TO BE DONE => Extract the full set of records, then give each one again exactly.

- - -

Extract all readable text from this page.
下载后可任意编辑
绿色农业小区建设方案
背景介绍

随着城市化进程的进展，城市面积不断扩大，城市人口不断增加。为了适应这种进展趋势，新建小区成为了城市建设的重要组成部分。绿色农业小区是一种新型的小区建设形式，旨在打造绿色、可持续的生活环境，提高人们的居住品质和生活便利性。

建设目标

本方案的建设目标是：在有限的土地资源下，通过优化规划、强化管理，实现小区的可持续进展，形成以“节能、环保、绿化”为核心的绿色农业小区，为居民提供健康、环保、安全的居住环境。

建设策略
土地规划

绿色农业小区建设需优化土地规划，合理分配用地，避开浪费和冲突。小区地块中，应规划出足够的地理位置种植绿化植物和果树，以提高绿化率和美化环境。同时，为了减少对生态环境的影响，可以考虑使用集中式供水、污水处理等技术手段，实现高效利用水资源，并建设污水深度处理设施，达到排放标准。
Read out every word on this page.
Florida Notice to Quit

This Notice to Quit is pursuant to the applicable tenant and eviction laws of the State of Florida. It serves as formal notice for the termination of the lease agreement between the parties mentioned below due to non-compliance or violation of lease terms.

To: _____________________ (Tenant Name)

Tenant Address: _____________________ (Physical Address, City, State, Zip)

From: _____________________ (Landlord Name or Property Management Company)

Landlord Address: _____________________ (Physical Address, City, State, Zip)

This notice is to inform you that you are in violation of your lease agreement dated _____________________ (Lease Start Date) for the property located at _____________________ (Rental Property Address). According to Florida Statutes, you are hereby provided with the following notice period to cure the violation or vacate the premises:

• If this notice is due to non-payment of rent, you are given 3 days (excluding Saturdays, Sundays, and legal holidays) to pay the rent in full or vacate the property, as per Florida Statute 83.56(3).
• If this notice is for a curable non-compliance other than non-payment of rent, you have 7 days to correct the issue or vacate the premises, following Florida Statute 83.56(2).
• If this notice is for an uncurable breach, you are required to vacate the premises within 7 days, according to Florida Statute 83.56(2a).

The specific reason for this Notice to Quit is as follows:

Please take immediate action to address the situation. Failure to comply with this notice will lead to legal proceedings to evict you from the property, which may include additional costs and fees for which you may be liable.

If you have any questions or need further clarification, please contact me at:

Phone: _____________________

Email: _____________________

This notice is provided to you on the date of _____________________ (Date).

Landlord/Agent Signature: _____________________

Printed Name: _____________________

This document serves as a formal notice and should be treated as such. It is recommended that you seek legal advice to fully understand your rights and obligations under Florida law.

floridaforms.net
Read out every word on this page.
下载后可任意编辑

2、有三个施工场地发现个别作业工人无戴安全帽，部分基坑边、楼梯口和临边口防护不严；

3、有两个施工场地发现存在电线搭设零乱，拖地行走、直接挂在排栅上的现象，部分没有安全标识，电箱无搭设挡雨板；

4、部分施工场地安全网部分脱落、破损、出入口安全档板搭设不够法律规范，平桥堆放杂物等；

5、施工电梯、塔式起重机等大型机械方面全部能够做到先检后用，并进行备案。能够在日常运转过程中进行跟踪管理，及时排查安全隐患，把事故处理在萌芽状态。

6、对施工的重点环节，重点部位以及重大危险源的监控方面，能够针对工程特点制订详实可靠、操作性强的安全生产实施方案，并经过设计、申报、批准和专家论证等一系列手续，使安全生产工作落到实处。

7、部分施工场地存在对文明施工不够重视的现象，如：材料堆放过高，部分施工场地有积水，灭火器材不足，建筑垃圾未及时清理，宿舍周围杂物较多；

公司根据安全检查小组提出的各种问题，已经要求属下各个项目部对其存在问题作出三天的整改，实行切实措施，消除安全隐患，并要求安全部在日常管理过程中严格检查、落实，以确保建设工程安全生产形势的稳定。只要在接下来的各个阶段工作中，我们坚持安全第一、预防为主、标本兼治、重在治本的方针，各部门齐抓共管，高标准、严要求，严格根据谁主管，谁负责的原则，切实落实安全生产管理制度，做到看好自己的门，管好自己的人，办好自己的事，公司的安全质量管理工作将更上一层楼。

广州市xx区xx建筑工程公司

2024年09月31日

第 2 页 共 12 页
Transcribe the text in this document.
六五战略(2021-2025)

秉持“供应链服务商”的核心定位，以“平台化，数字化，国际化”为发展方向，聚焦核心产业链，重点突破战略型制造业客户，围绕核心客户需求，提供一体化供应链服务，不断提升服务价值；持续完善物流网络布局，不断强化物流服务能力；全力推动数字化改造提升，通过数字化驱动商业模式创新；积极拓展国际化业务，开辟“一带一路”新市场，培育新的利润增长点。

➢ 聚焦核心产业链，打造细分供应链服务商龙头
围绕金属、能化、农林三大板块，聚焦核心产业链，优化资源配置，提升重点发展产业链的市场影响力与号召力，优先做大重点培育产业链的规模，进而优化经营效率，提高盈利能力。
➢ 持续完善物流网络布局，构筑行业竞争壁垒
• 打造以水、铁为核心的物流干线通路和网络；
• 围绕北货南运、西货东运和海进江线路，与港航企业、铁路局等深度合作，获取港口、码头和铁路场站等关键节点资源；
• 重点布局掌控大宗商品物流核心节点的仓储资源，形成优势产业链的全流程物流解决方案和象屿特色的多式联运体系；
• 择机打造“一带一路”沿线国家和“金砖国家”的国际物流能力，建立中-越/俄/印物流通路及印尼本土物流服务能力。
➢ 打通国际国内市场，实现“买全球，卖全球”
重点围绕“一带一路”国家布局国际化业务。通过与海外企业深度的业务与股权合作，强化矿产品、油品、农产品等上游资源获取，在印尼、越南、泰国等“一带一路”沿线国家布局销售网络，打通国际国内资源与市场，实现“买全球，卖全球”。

- - -

EXERCISE RESPONSE =>
Extract all readable text from this page.
下载后可任意编辑
绿色农业小区建设方案
背景介绍

随着城市化进程的进展，城市面积不断扩大，城市人口不断增加。为了适应这种进展趋势，新建小区成为了城市建设的重要组成部分。绿色农业小区是一种新型的小区建设形式，旨在打造绿色、可持续的生活环境，提高人们的居住品质和生活便利性。

建设目标

本方案的建设目标是：在有限的土地资源下，通过优化规划、强化管理，实现小区的可持续进展，形成以“节能、环保、绿化”为核心的绿色农业小区，为居民提供健康、环保、安全的居住环境。

建设策略
土地规划

绿色农业小区建设需优化土地规划，合理分配用地，避开浪费和冲突。小区地块中，应规划出足够的地理位置种植绿化植物和果树，以提高绿化率和美化环境。同时，为了减少对生态环境的影响，可以考虑使用集中式供水、污水处理等技术手段，实现高效利用水资源，并建设污水深度处理设施，达到排放标准。
Read out every word on this page.
Florida Notice to Quit

This Notice to Quit is pursuant to the applicable tenant and eviction laws of the State of Florida. It serves as formal notice for the termination of the lease agreement between the parties mentioned below due to non-compliance or violation of lease terms.

To: _____________________ (Tenant Name)

Tenant Address: _____________________ (Physical Address, City, State, Zip)

From: _____________________ (Landlord Name or Property Management Company)

Landlord Address: _____________________ (Physical Address, City, State, Zip)

This notice is to inform you that you are in violation of your lease agreement dated _____________________ (Lease Start Date) for the property located at _____________________ (Rental Property Address). According to Florida Statutes, you are hereby provided with the following notice period to cure the violation or vacate the premises:

• If this notice is due to non-payment of rent, you are given 3 days (excluding Saturdays, Sundays, and legal holidays) to pay the rent in full or vacate the property, as per Florida Statute 83.56(3).
• If this notice is for a curable non-compliance other than non-payment of rent, you have 7 days to correct the issue or vacate the premises, following Florida Statute 83.56(2).
• If this notice is for an uncurable breach, you are required to vacate the premises within 7 days, according to Florida Statute 83.56(2a).

The specific reason for this Notice to Quit is as follows:

Please take immediate action to address the situation. Failure to comply with this notice will lead to legal proceedings to evict you from the property, which may include additional costs and fees for which you may be liable.

If you have any questions or need further clarification, please contact me at:

Phone: _____________________

Email: _____________________

This notice is provided to you on the date of _____________________ (Date).

Landlord/Agent Signature: _____________________

Printed Name: _____________________

This document serves as a formal notice and should be treated as such. It is recommended that you seek legal advice to fully understand your rights and obligations under Florida law.

floridaforms.net
Read out every word on this page.
下载后可任意编辑

2、有三个施工场地发现个别作业工人无戴安全帽，部分基坑边、楼梯口和临边口防护不严；

3、有两个施工场地发现存在电线搭设零乱，拖地行走、直接挂在排栅上的现象，部分没有安全标识，电箱无搭设挡雨板；

4、部分施工场地安全网部分脱落、破损、出入口安全档板搭设不够法律规范，平桥堆放杂物等；

5、施工电梯、塔式起重机等大型机械方面全部能够做到先检后用，并进行备案。能够在日常运转过程中进行跟踪管理，及时排查安全隐患，把事故处理在萌芽状态。

6、对施工的重点环节，重点部位以及重大危险源的监控方面，能够针对工程特点制订详实可靠、操作性强的安全生产实施方案，并经过设计、申报、批准和专家论证等一系列手续，使安全生产工作落到实处。

7、部分施工场地存在对文明施工不够重视的现象，如：材料堆放过高，部分施工场地有积水，灭火器材不足，建筑垃圾未及时清理，宿舍周围杂物较多；

公司根据安全检查小组提出的各种问题，已经要求属下各个项目部对其存在问题作出三天的整改，实行切实措施，消除安全隐患，并要求安全部在日常管理过程中严格检查、落实，以确保建设工程安全生产形势的稳定。只要在接下来的各个阶段工作中，我们坚持安全第一、预防为主、标本兼治、重在治本的方针，各部门齐抓共管，高标准、严要求，严格根据谁主管，谁负责的原则，切实落实安全生产管理制度，做到看好自己的门，管好自己的人，办好自己的事，公司的安全质量管理工作将更上一层楼。

广州市xx区xx建筑工程公司

2024年09月31日

第 2 页 共 12 页
Transcribe the text in this document.
六五战略(2021-2025)

秉持“供应链服务商”的核心定位，以“平台化，数字化，国际化”为发展方向，聚焦核心产业链，重点突破战略型制造业客户，围绕核心客户需求，提供一体化供应链服务，不断提升服务价值；持续完善物流网络布局，不断强化物流服务能力；全力推动数字化改造提升，通过数字化驱动商业模式创新；积极拓展国际化业务，开辟“一带一路”新市场，培育新的利润增长点。

➢ 聚焦核心产业链，打造细分供应链服务商龙头
围绕金属、能化、农林三大板块，聚焦核心产业链，优化资源配置，提升重点发展产业链的市场影响力与号召力，优先做大重点培育产业链的规模，进而优化经营效率，提高盈利能力。
➢ 持续完善物流网络布局，构筑行业竞争壁垒
• 打造以水、铁为核心的物流干线通路和网络；
• 围绕北货南运、西货东运和海进江线路，与港航企业、铁路局等深度合作，获取港口、码头和铁路场站等关键节点资源；
• 重点布局掌控大宗商品物流核心节点的仓储资源，形成优势产业链的全流程物流解决方案和象屿特色的多式联运体系；
• 择机打造“一带一路”沿线国家和“金砖国家”的国际物流能力，建立中-越/俄/印物流通路及印尼本土物流服务能力。
➢ 打通国际国内市场，实现“买全球，卖全球”
重点围绕“一带一路”国家布局国际化业务。通过与海外企业深度的业务与股权合作，强化矿产品、油品、农产品等上游资源获取，在印尼、越南、泰国等“一带一路”沿线国家布局销售网络，打通国际国内资源与市场，实现“买全球，卖全球”。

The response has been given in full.